### Record list
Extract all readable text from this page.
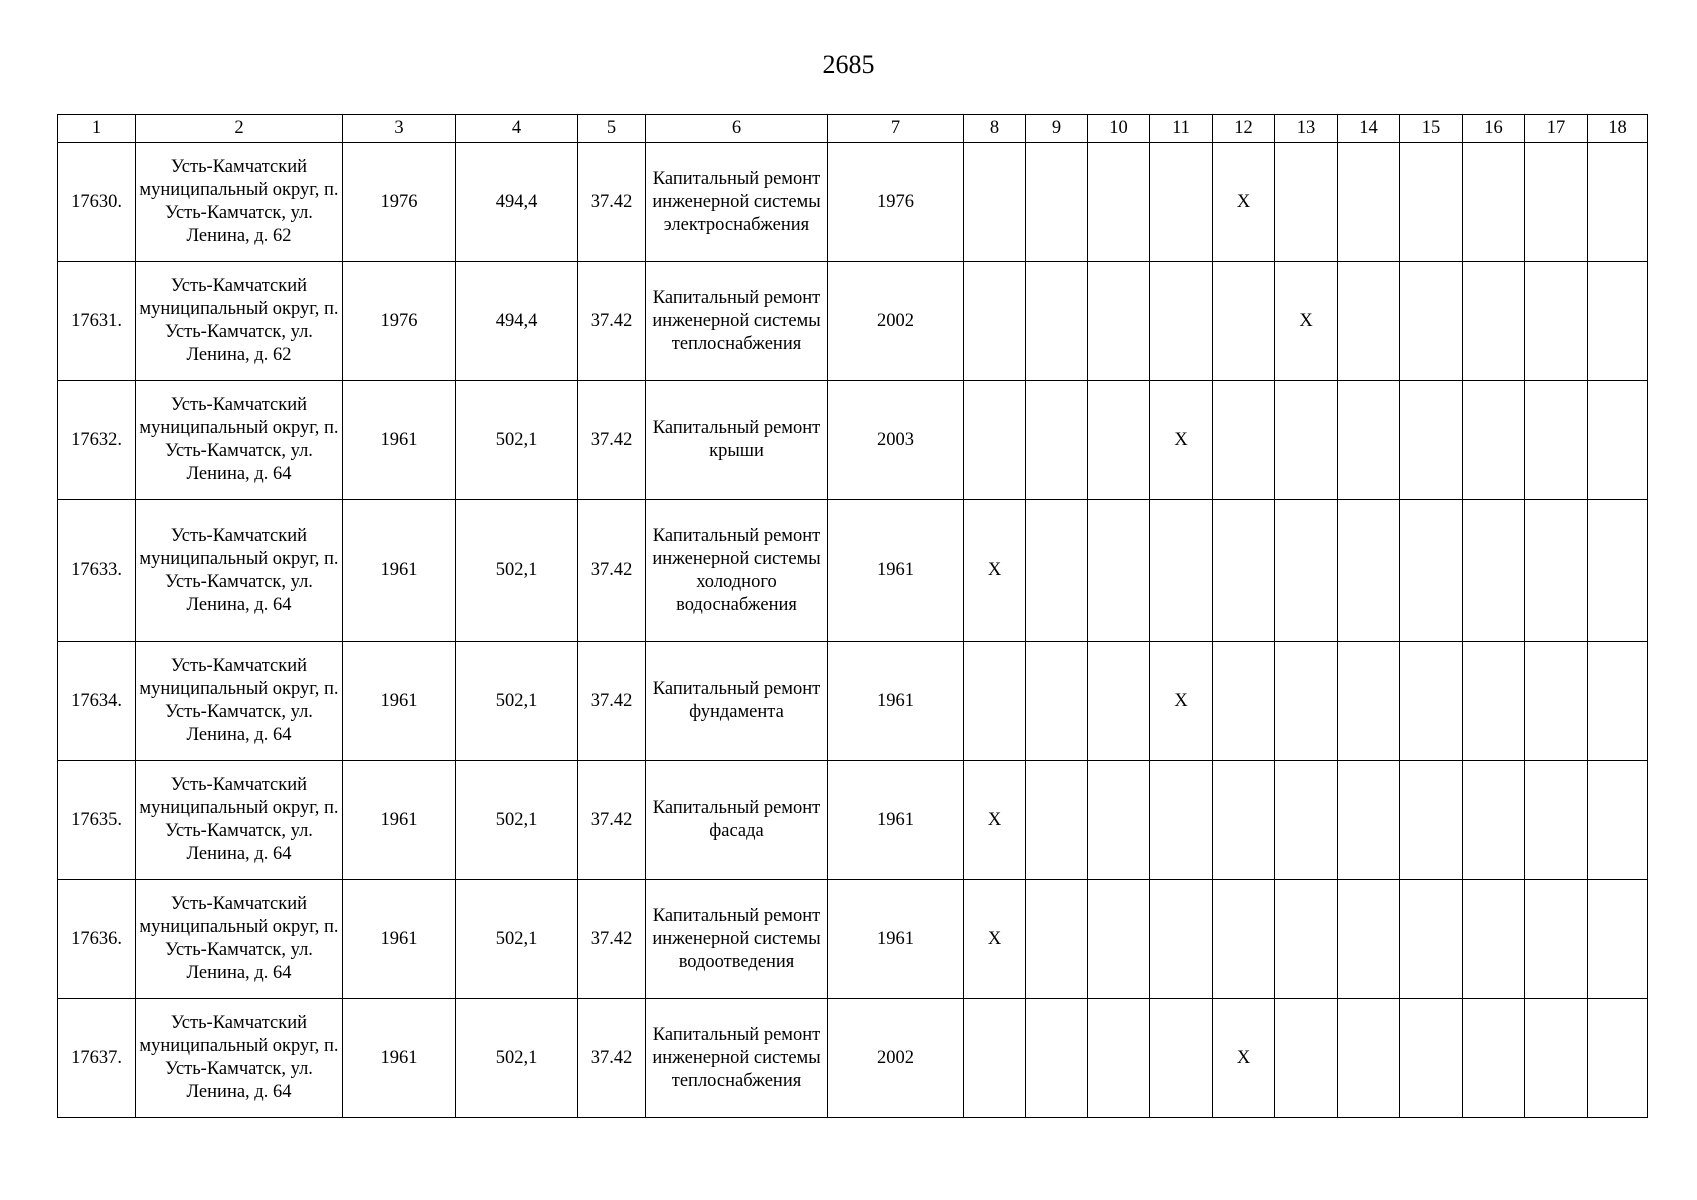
2685
1	2	3	4	5	6	7	8	9	10	11	12	13	14	15	16	17	18
17630.	Усть-Камчатский муниципальный округ, п. Усть-Камчатск, ул. Ленина, д. 62	1976	494,4	37.42	Капитальный ремонт инженерной системы электроснабжения	1976					Х						
17631.	Усть-Камчатский муниципальный округ, п. Усть-Камчатск, ул. Ленина, д. 62	1976	494,4	37.42	Капитальный ремонт инженерной системы теплоснабжения	2002						Х					
17632.	Усть-Камчатский муниципальный округ, п. Усть-Камчатск, ул. Ленина, д. 64	1961	502,1	37.42	Капитальный ремонт крыши	2003				Х							
17633.	Усть-Камчатский муниципальный округ, п. Усть-Камчатск, ул. Ленина, д. 64	1961	502,1	37.42	Капитальный ремонт инженерной системы холодного водоснабжения	1961	Х										
17634.	Усть-Камчатский муниципальный округ, п. Усть-Камчатск, ул. Ленина, д. 64	1961	502,1	37.42	Капитальный ремонт фундамента	1961				Х							
17635.	Усть-Камчатский муниципальный округ, п. Усть-Камчатск, ул. Ленина, д. 64	1961	502,1	37.42	Капитальный ремонт фасада	1961	Х										
17636.	Усть-Камчатский муниципальный округ, п. Усть-Камчатск, ул. Ленина, д. 64	1961	502,1	37.42	Капитальный ремонт инженерной системы водоотведения	1961	Х										
17637.	Усть-Камчатский муниципальный округ, п. Усть-Камчатск, ул. Ленина, д. 64	1961	502,1	37.42	Капитальный ремонт инженерной системы теплоснабжения	2002					Х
######
* _What to do_
Transcribe all of the material exactly, leaving out whatever pictures it contains.

* _Exercise solution_
Extract all readable text from this page.
2685
1	2	3	4	5	6	7	8	9	10	11	12	13	14	15	16	17	18
17630.	Усть-Камчатский муниципальный округ, п. Усть-Камчатск, ул. Ленина, д. 62	1976	494,4	37.42	Капитальный ремонт инженерной системы электроснабжения	1976					Х						
17631.	Усть-Камчатский муниципальный округ, п. Усть-Камчатск, ул. Ленина, д. 62	1976	494,4	37.42	Капитальный ремонт инженерной системы теплоснабжения	2002						Х					
17632.	Усть-Камчатский муниципальный округ, п. Усть-Камчатск, ул. Ленина, д. 64	1961	502,1	37.42	Капитальный ремонт крыши	2003				Х							
17633.	Усть-Камчатский муниципальный округ, п. Усть-Камчатск, ул. Ленина, д. 64	1961	502,1	37.42	Капитальный ремонт инженерной системы холодного водоснабжения	1961	Х										
17634.	Усть-Камчатский муниципальный округ, п. Усть-Камчатск, ул. Ленина, д. 64	1961	502,1	37.42	Капитальный ремонт фундамента	1961				Х							
17635.	Усть-Камчатский муниципальный округ, п. Усть-Камчатск, ул. Ленина, д. 64	1961	502,1	37.42	Капитальный ремонт фасада	1961	Х										
17636.	Усть-Камчатский муниципальный округ, п. Усть-Камчатск, ул. Ленина, д. 64	1961	502,1	37.42	Капитальный ремонт инженерной системы водоотведения	1961	Х										
17637.	Усть-Камчатский муниципальный округ, п. Усть-Камчатск, ул. Ленина, д. 64	1961	502,1	37.42	Капитальный ремонт инженерной системы теплоснабжения	2002					Х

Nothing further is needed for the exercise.